WRITTEN REQUEST -
Write the data out again, character for character, with no images.

-- begin --

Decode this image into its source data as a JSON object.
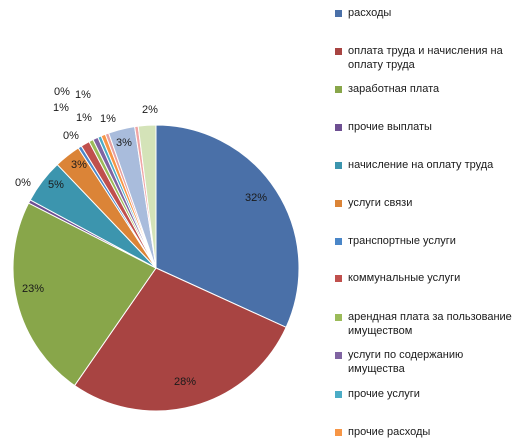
{
  "chart_data": {
    "type": "pie",
    "title": "",
    "series": [
      {
        "name": "расходы",
        "value": 32,
        "label": "32%",
        "color": "#4a70a8"
      },
      {
        "name": "оплата труда и начисления на оплату труда",
        "value": 28,
        "label": "28%",
        "color": "#a84442"
      },
      {
        "name": "заработная плата",
        "value": 23,
        "label": "23%",
        "color": "#88a64a"
      },
      {
        "name": "прочие выплаты",
        "value": 0.4,
        "label": "0%",
        "color": "#6e4f92"
      },
      {
        "name": "начисление на оплату труда",
        "value": 5,
        "label": "5%",
        "color": "#3c95ae"
      },
      {
        "name": "услуги связи",
        "value": 3,
        "label": "3%",
        "color": "#db8437"
      },
      {
        "name": "транспортные услуги",
        "value": 0.4,
        "label": "0%",
        "color": "#4a86c8"
      },
      {
        "name": "коммунальные услуги",
        "value": 1,
        "label": "1%",
        "color": "#c0504d"
      },
      {
        "name": "арендная плата за пользование имуществом",
        "value": 0.5,
        "label": "1%",
        "color": "#9bbb59"
      },
      {
        "name": "услуги по содержанию имущества",
        "value": 0.6,
        "label": "1%",
        "color": "#8064a2"
      },
      {
        "name": "прочие услуги",
        "value": 0.4,
        "label": "0%",
        "color": "#4bacc6"
      },
      {
        "name": "прочие расходы",
        "value": 0.5,
        "label": "1%",
        "color": "#f79646"
      },
      {
        "name": "",
        "value": 0.4,
        "label": "",
        "color": "#e6a0a0"
      },
      {
        "name": "",
        "value": 3,
        "label": "3%",
        "color": "#a9bcdc"
      },
      {
        "name": "",
        "value": 0.4,
        "label": "",
        "color": "#f0a5a5"
      },
      {
        "name": "",
        "value": 2,
        "label": "2%",
        "color": "#d4e3b8"
      }
    ],
    "legend": {
      "position": "right"
    }
  }
}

-- end --

THE REPLY -
Decode this image into its source data as a JSON object.
{
  "chart_data": {
    "type": "pie",
    "title": "",
    "series": [
      {
        "name": "расходы",
        "value": 32,
        "label": "32%",
        "color": "#4a70a8"
      },
      {
        "name": "оплата труда и начисления на оплату труда",
        "value": 28,
        "label": "28%",
        "color": "#a84442"
      },
      {
        "name": "заработная плата",
        "value": 23,
        "label": "23%",
        "color": "#88a64a"
      },
      {
        "name": "прочие выплаты",
        "value": 0.4,
        "label": "0%",
        "color": "#6e4f92"
      },
      {
        "name": "начисление на оплату труда",
        "value": 5,
        "label": "5%",
        "color": "#3c95ae"
      },
      {
        "name": "услуги связи",
        "value": 3,
        "label": "3%",
        "color": "#db8437"
      },
      {
        "name": "транспортные услуги",
        "value": 0.4,
        "label": "0%",
        "color": "#4a86c8"
      },
      {
        "name": "коммунальные услуги",
        "value": 1,
        "label": "1%",
        "color": "#c0504d"
      },
      {
        "name": "арендная плата за пользование имуществом",
        "value": 0.5,
        "label": "1%",
        "color": "#9bbb59"
      },
      {
        "name": "услуги по содержанию имущества",
        "value": 0.6,
        "label": "1%",
        "color": "#8064a2"
      },
      {
        "name": "прочие услуги",
        "value": 0.4,
        "label": "0%",
        "color": "#4bacc6"
      },
      {
        "name": "прочие расходы",
        "value": 0.5,
        "label": "1%",
        "color": "#f79646"
      },
      {
        "name": "",
        "value": 0.4,
        "label": "",
        "color": "#e6a0a0"
      },
      {
        "name": "",
        "value": 3,
        "label": "3%",
        "color": "#a9bcdc"
      },
      {
        "name": "",
        "value": 0.4,
        "label": "",
        "color": "#f0a5a5"
      },
      {
        "name": "",
        "value": 2,
        "label": "2%",
        "color": "#d4e3b8"
      }
    ],
    "legend": {
      "position": "right"
    }
  }
}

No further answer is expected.